Gather each line in the entries that includes the string "пример".
# MATERIAL TO PROCESS start
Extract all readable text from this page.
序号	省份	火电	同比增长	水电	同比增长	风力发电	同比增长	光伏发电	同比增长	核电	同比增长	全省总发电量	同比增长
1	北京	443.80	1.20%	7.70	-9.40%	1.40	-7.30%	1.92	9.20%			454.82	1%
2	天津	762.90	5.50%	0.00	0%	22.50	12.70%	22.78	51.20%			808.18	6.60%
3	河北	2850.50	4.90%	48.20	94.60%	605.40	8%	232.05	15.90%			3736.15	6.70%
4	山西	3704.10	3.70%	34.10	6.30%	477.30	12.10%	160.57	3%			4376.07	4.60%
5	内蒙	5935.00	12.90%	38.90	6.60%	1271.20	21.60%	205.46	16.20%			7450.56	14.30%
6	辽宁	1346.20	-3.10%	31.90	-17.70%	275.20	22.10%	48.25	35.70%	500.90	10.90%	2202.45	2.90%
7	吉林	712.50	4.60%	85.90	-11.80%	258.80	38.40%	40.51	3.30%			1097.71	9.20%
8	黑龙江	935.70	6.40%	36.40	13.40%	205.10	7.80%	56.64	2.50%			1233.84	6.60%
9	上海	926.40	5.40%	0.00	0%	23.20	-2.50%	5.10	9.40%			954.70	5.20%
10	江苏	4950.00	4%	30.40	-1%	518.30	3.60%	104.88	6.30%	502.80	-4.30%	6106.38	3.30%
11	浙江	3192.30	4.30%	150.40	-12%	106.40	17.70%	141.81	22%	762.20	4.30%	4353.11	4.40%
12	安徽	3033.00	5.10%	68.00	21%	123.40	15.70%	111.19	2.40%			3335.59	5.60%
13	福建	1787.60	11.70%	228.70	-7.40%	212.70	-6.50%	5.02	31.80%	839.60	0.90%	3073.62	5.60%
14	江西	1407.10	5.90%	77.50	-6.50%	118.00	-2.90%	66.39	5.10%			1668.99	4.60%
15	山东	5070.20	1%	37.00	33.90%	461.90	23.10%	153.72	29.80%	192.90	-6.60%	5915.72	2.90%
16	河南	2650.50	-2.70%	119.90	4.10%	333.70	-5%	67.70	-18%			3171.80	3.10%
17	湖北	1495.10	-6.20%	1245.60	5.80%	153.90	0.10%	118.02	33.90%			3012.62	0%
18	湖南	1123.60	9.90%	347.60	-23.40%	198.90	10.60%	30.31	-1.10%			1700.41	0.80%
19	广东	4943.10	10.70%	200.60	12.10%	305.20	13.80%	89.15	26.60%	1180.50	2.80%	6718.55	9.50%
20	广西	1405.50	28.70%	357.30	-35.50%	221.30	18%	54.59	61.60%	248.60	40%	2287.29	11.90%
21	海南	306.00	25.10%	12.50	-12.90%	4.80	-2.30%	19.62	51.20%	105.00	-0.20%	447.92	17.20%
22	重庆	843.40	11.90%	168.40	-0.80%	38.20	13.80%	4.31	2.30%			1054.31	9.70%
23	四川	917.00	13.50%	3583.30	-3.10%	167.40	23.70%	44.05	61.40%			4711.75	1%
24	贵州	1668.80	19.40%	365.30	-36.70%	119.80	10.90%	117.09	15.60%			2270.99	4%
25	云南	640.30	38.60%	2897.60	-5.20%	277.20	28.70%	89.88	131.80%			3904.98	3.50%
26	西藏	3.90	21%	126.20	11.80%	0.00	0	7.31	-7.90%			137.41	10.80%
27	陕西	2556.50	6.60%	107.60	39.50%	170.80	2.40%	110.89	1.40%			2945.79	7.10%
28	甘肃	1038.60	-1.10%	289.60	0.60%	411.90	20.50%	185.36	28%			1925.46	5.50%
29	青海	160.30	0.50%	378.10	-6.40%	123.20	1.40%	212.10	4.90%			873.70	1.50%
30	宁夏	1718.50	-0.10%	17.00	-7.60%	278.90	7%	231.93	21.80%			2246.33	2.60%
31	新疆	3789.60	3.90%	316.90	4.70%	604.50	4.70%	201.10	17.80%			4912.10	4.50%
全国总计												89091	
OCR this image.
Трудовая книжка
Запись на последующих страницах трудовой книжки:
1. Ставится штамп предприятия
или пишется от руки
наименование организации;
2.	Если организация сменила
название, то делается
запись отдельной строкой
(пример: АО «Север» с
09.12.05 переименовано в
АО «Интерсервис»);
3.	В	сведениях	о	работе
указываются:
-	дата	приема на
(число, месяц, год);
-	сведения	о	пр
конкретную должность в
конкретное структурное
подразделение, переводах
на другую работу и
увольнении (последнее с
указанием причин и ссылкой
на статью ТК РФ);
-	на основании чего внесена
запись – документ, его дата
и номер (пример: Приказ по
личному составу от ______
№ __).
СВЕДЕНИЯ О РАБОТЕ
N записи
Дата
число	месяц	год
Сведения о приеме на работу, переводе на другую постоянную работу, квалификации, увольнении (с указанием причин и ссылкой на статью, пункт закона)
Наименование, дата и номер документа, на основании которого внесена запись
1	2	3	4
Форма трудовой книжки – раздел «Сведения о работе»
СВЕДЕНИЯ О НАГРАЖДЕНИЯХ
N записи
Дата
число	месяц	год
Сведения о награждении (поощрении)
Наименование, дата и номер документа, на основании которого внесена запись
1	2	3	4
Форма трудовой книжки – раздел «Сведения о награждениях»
# MATERIAL TO PROCESS end
ANSWER TO THE PROBLEM >>
(пример: АО «Север» с
и номер (пример: Приказ по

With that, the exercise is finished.